### AIM OF THE EXERCISE
Write out the material exactly, with the pictures left out.

--- begin THE RECORDS ---

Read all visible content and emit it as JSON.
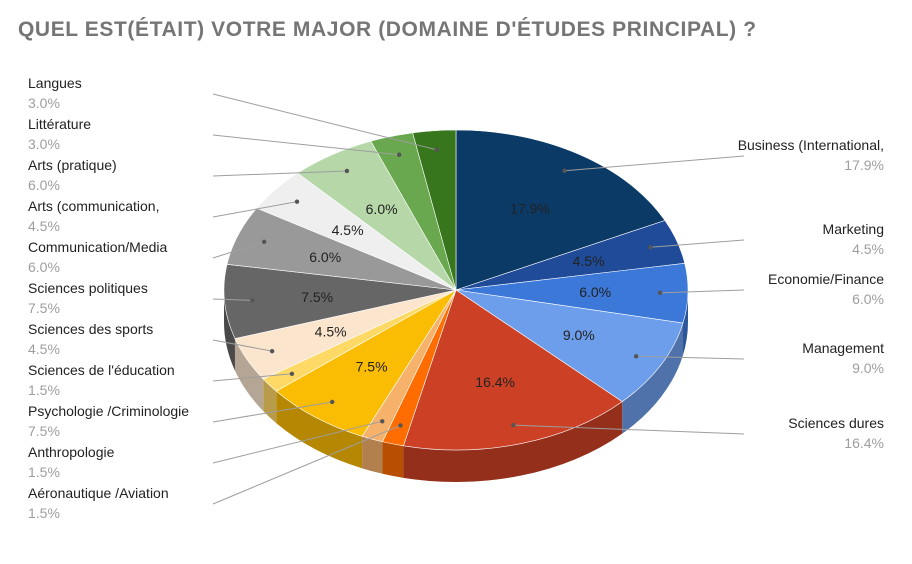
{
  "chart_data": {
    "type": "pie",
    "title": "QUEL EST(ÉTAIT) VOTRE MAJOR (DOMAINE D'ÉTUDES PRINCIPAL) ?",
    "style": "3d",
    "legend": "none",
    "slices": [
      {
        "label": "Business (International,",
        "value": 17.9,
        "value_label": "17.9%",
        "color": "#0b3a66"
      },
      {
        "label": "Marketing",
        "value": 4.5,
        "value_label": "4.5%",
        "color": "#1f4b99"
      },
      {
        "label": "Economie/Finance",
        "value": 6.0,
        "value_label": "6.0%",
        "color": "#3c78d8"
      },
      {
        "label": "Management",
        "value": 9.0,
        "value_label": "9.0%",
        "color": "#6d9eeb"
      },
      {
        "label": "Sciences dures",
        "value": 16.4,
        "value_label": "16.4%",
        "color": "#cc4125"
      },
      {
        "label": "Aéronautique /Aviation",
        "value": 1.5,
        "value_label": "1.5%",
        "color": "#ff6d01"
      },
      {
        "label": "Anthropologie",
        "value": 1.5,
        "value_label": "1.5%",
        "color": "#f6b26b"
      },
      {
        "label": "Psychologie /Criminologie",
        "value": 7.5,
        "value_label": "7.5%",
        "color": "#fbbc04"
      },
      {
        "label": "Sciences de l'éducation",
        "value": 1.5,
        "value_label": "1.5%",
        "color": "#ffd966"
      },
      {
        "label": "Sciences des sports",
        "value": 4.5,
        "value_label": "4.5%",
        "color": "#fce5cd"
      },
      {
        "label": "Sciences politiques",
        "value": 7.5,
        "value_label": "7.5%",
        "color": "#666666"
      },
      {
        "label": "Communication/Media",
        "value": 6.0,
        "value_label": "6.0%",
        "color": "#999999"
      },
      {
        "label": "Arts (communication,",
        "value": 4.5,
        "value_label": "4.5%",
        "color": "#efefef"
      },
      {
        "label": "Arts (pratique)",
        "value": 6.0,
        "value_label": "6.0%",
        "color": "#b6d7a8"
      },
      {
        "label": "Littérature",
        "value": 3.0,
        "value_label": "3.0%",
        "color": "#6aa84f"
      },
      {
        "label": "Langues",
        "value": 3.0,
        "value_label": "3.0%",
        "color": "#38761d"
      }
    ]
  }
}
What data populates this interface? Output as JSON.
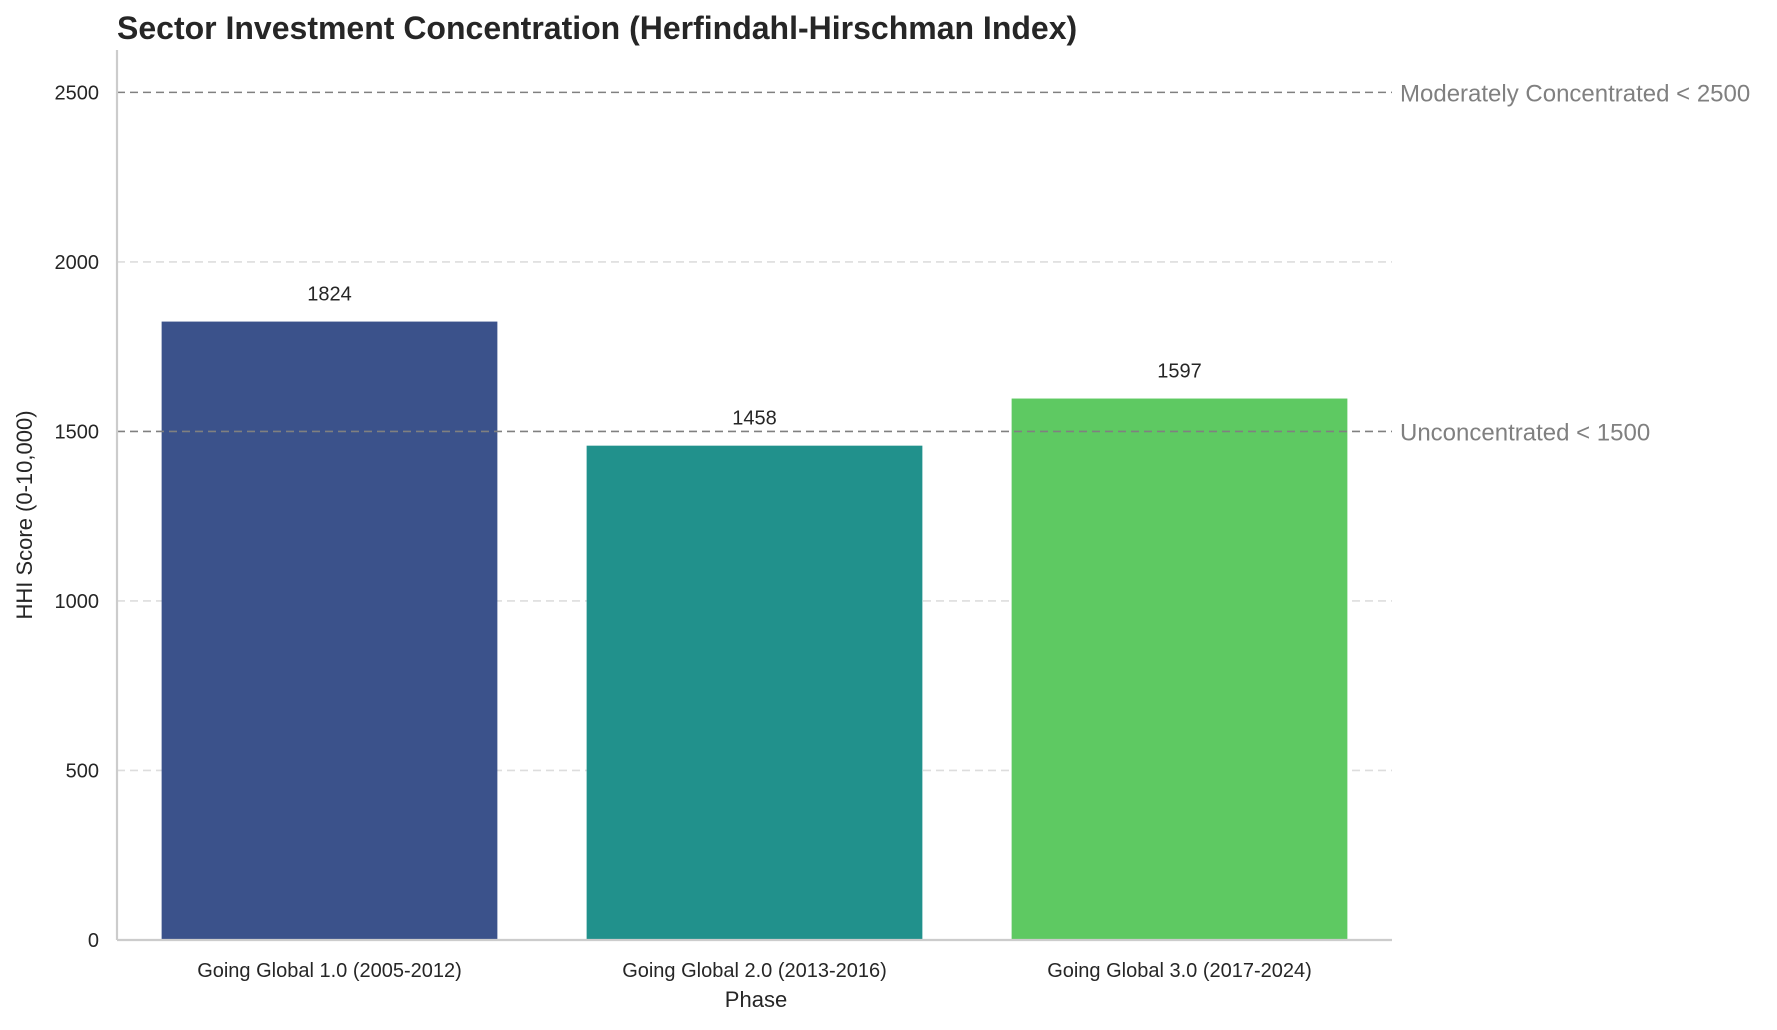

--- end THE RECORDS ---

### OUTPUT FOR THIS EXERCISE
Read all visible content and emit it as JSON.
{
  "chart_data": {
    "type": "pie",
    "title": "QUEL EST(ÉTAIT) VOTRE MAJOR (DOMAINE D'ÉTUDES PRINCIPAL) ?",
    "style": "3d",
    "legend": "none",
    "slices": [
      {
        "label": "Business (International,",
        "value": 17.9,
        "value_label": "17.9%",
        "color": "#0b3a66"
      },
      {
        "label": "Marketing",
        "value": 4.5,
        "value_label": "4.5%",
        "color": "#1f4b99"
      },
      {
        "label": "Economie/Finance",
        "value": 6.0,
        "value_label": "6.0%",
        "color": "#3c78d8"
      },
      {
        "label": "Management",
        "value": 9.0,
        "value_label": "9.0%",
        "color": "#6d9eeb"
      },
      {
        "label": "Sciences dures",
        "value": 16.4,
        "value_label": "16.4%",
        "color": "#cc4125"
      },
      {
        "label": "Aéronautique /Aviation",
        "value": 1.5,
        "value_label": "1.5%",
        "color": "#ff6d01"
      },
      {
        "label": "Anthropologie",
        "value": 1.5,
        "value_label": "1.5%",
        "color": "#f6b26b"
      },
      {
        "label": "Psychologie /Criminologie",
        "value": 7.5,
        "value_label": "7.5%",
        "color": "#fbbc04"
      },
      {
        "label": "Sciences de l'éducation",
        "value": 1.5,
        "value_label": "1.5%",
        "color": "#ffd966"
      },
      {
        "label": "Sciences des sports",
        "value": 4.5,
        "value_label": "4.5%",
        "color": "#fce5cd"
      },
      {
        "label": "Sciences politiques",
        "value": 7.5,
        "value_label": "7.5%",
        "color": "#666666"
      },
      {
        "label": "Communication/Media",
        "value": 6.0,
        "value_label": "6.0%",
        "color": "#999999"
      },
      {
        "label": "Arts (communication,",
        "value": 4.5,
        "value_label": "4.5%",
        "color": "#efefef"
      },
      {
        "label": "Arts (pratique)",
        "value": 6.0,
        "value_label": "6.0%",
        "color": "#b6d7a8"
      },
      {
        "label": "Littérature",
        "value": 3.0,
        "value_label": "3.0%",
        "color": "#6aa84f"
      },
      {
        "label": "Langues",
        "value": 3.0,
        "value_label": "3.0%",
        "color": "#38761d"
      }
    ]
  }
}
What data populates this interface? Output as JSON.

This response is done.